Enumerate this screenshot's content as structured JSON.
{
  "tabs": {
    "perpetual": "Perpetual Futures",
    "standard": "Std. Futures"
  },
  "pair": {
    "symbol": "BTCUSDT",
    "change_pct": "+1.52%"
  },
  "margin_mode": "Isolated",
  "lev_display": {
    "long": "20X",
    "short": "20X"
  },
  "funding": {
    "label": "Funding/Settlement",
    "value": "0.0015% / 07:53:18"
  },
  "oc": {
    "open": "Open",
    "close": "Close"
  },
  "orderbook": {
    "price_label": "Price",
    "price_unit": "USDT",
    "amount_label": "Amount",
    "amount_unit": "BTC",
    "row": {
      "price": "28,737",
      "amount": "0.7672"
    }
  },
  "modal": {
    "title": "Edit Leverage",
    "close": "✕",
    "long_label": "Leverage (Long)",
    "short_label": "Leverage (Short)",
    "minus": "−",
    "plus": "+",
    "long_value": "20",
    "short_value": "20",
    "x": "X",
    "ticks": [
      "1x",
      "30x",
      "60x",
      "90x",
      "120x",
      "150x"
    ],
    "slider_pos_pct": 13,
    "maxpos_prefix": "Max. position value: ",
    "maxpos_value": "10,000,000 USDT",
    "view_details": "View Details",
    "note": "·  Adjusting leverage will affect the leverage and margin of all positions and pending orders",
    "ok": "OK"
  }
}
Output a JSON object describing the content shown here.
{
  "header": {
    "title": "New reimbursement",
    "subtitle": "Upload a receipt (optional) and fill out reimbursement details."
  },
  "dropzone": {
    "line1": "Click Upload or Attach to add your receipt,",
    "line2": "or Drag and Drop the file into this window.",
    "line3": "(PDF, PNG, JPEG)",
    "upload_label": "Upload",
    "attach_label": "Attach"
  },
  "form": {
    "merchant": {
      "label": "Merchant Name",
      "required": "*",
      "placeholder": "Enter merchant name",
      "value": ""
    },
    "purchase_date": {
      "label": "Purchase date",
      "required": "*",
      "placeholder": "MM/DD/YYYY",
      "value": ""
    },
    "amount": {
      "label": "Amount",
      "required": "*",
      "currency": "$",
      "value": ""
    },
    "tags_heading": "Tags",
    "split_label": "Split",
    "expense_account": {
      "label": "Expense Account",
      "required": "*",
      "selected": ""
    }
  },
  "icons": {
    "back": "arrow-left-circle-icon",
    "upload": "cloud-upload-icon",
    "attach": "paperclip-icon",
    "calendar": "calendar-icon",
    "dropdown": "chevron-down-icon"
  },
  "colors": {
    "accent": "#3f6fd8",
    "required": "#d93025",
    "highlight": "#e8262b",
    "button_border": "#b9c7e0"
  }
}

══════════════════════════════

### TASK TO COMPLETE:
Every line above needs to be retyped exactly.

### THE OUTPUT:
Enumerate this screenshot's content as structured JSON.
{
  "tabs": {
    "perpetual": "Perpetual Futures",
    "standard": "Std. Futures"
  },
  "pair": {
    "symbol": "BTCUSDT",
    "change_pct": "+1.52%"
  },
  "margin_mode": "Isolated",
  "lev_display": {
    "long": "20X",
    "short": "20X"
  },
  "funding": {
    "label": "Funding/Settlement",
    "value": "0.0015% / 07:53:18"
  },
  "oc": {
    "open": "Open",
    "close": "Close"
  },
  "orderbook": {
    "price_label": "Price",
    "price_unit": "USDT",
    "amount_label": "Amount",
    "amount_unit": "BTC",
    "row": {
      "price": "28,737",
      "amount": "0.7672"
    }
  },
  "modal": {
    "title": "Edit Leverage",
    "close": "✕",
    "long_label": "Leverage (Long)",
    "short_label": "Leverage (Short)",
    "minus": "−",
    "plus": "+",
    "long_value": "20",
    "short_value": "20",
    "x": "X",
    "ticks": [
      "1x",
      "30x",
      "60x",
      "90x",
      "120x",
      "150x"
    ],
    "slider_pos_pct": 13,
    "maxpos_prefix": "Max. position value: ",
    "maxpos_value": "10,000,000 USDT",
    "view_details": "View Details",
    "note": "·  Adjusting leverage will affect the leverage and margin of all positions and pending orders",
    "ok": "OK"
  }
}
Output a JSON object describing the content shown here.
{
  "header": {
    "title": "New reimbursement",
    "subtitle": "Upload a receipt (optional) and fill out reimbursement details."
  },
  "dropzone": {
    "line1": "Click Upload or Attach to add your receipt,",
    "line2": "or Drag and Drop the file into this window.",
    "line3": "(PDF, PNG, JPEG)",
    "upload_label": "Upload",
    "attach_label": "Attach"
  },
  "form": {
    "merchant": {
      "label": "Merchant Name",
      "required": "*",
      "placeholder": "Enter merchant name",
      "value": ""
    },
    "purchase_date": {
      "label": "Purchase date",
      "required": "*",
      "placeholder": "MM/DD/YYYY",
      "value": ""
    },
    "amount": {
      "label": "Amount",
      "required": "*",
      "currency": "$",
      "value": ""
    },
    "tags_heading": "Tags",
    "split_label": "Split",
    "expense_account": {
      "label": "Expense Account",
      "required": "*",
      "selected": ""
    }
  },
  "icons": {
    "back": "arrow-left-circle-icon",
    "upload": "cloud-upload-icon",
    "attach": "paperclip-icon",
    "calendar": "calendar-icon",
    "dropdown": "chevron-down-icon"
  },
  "colors": {
    "accent": "#3f6fd8",
    "required": "#d93025",
    "highlight": "#e8262b",
    "button_border": "#b9c7e0"
  }
}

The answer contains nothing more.